── DATA LISTING ──
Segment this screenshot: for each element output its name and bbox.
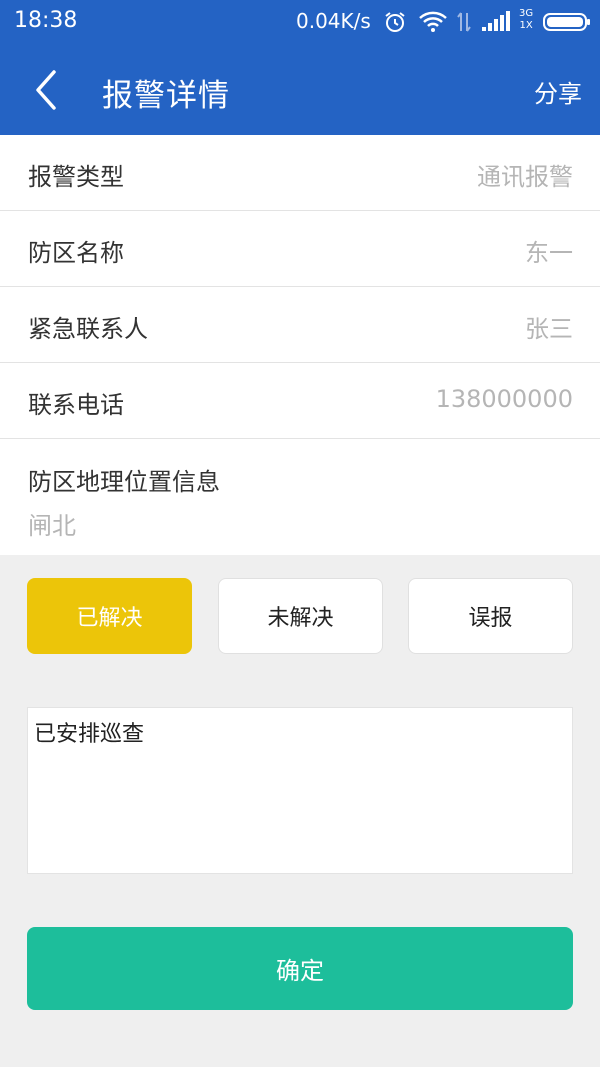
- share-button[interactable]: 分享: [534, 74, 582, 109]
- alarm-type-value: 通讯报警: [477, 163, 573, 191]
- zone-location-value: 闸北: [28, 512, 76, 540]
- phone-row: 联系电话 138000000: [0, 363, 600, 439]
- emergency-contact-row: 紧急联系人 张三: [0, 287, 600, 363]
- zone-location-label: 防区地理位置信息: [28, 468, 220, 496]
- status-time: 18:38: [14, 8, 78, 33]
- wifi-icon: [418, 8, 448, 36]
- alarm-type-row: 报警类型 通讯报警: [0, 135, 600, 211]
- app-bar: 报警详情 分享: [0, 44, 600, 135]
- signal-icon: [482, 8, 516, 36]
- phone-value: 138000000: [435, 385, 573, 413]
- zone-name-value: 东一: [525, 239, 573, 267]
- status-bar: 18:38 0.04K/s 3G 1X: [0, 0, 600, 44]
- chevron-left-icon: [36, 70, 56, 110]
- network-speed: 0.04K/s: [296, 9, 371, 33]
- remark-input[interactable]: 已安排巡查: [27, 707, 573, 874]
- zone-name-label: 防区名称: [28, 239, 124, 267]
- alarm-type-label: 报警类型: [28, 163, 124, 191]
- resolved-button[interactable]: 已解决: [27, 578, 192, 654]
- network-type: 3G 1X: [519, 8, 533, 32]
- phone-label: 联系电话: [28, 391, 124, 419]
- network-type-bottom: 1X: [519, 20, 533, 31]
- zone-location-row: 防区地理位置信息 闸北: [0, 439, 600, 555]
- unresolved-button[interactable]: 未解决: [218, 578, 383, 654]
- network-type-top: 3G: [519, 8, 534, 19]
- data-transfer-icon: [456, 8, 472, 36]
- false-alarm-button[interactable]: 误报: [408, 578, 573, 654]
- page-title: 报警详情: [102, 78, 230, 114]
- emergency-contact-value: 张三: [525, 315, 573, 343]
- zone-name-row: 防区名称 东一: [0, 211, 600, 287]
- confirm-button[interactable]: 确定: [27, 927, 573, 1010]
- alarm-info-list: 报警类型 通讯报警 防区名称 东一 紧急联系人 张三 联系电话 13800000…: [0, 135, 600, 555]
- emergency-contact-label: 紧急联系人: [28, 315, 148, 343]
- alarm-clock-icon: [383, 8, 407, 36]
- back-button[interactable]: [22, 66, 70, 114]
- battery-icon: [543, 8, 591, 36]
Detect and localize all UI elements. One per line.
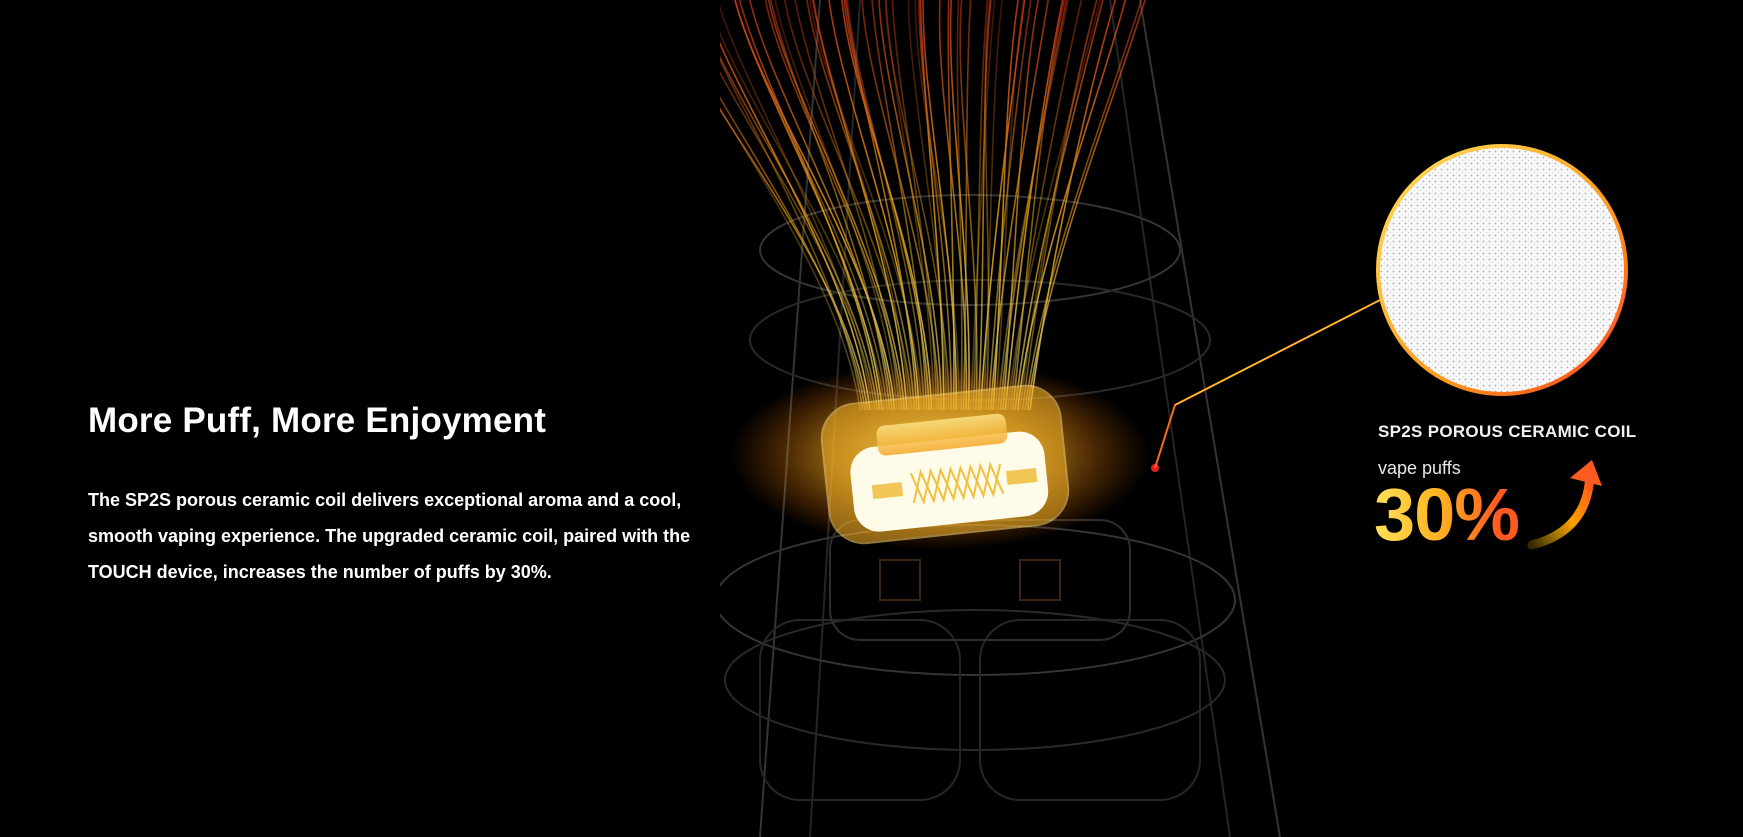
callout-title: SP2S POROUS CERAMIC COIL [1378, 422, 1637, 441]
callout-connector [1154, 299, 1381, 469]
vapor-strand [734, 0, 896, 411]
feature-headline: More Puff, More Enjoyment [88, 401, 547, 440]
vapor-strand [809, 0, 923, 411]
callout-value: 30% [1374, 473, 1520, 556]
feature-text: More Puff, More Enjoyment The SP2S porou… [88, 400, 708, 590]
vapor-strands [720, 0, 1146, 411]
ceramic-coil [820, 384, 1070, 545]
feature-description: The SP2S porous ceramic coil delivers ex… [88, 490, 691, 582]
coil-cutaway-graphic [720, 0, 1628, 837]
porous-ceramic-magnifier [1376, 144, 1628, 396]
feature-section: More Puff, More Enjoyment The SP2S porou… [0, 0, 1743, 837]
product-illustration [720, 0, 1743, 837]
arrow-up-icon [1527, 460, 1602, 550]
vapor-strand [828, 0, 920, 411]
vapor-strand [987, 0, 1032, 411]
───
── DATA LISTING ──
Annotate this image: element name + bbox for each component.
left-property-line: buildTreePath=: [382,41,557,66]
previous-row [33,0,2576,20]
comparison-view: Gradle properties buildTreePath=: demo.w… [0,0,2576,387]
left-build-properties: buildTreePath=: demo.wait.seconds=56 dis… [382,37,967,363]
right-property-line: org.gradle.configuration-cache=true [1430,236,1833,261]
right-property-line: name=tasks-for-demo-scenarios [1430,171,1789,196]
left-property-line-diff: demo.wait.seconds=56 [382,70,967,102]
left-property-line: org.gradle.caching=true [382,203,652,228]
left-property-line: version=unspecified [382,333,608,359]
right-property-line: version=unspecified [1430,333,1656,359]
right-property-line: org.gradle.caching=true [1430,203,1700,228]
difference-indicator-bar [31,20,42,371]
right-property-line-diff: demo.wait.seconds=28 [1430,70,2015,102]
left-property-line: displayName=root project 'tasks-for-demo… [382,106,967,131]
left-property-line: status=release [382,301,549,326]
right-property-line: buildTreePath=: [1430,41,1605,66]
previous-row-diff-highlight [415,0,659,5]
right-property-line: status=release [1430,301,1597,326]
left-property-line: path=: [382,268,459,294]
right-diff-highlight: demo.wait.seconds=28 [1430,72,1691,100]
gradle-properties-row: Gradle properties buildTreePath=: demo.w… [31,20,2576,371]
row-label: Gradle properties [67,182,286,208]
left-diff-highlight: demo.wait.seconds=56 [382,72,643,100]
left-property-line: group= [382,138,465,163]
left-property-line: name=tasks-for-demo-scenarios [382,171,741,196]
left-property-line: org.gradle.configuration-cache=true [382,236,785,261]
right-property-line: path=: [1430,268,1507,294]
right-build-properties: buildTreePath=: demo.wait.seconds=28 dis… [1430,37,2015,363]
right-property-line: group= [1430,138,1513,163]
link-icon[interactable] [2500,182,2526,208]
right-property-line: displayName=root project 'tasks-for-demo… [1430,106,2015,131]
───
• _REQUEST_:
Turn the records from the line containing "Annotate this image: element" up to and including the line containing "left-property-line: displayName=root project" into a numbered list, skipping any blank lines.

• _REPLY_:
1. Annotate this image: element name + bbox for each component.
2. left-property-line: buildTreePath=: [382,41,557,66]
3. previous-row [33,0,2576,20]
4. comparison-view: Gradle properties buildTreePath=: demo.w… [0,0,2576,387]
5. left-build-properties: buildTreePath=: demo.wait.seconds=56 dis… [382,37,967,363]
6. right-property-line: org.gradle.configuration-cache=true [1430,236,1833,261]
7. right-property-line: name=tasks-for-demo-scenarios [1430,171,1789,196]
8. left-property-line-diff: demo.wait.seconds=56 [382,70,967,102]
9. left-property-line: org.gradle.caching=true [382,203,652,228]
10. left-property-line: version=unspecified [382,333,608,359]
11. right-property-line: version=unspecified [1430,333,1656,359]
12. right-property-line: org.gradle.caching=true [1430,203,1700,228]
13. difference-indicator-bar [31,20,42,371]
14. right-property-line-diff: demo.wait.seconds=28 [1430,70,2015,102]
15. left-property-line: displayName=root project 'tasks-for-demo… [382,106,967,131]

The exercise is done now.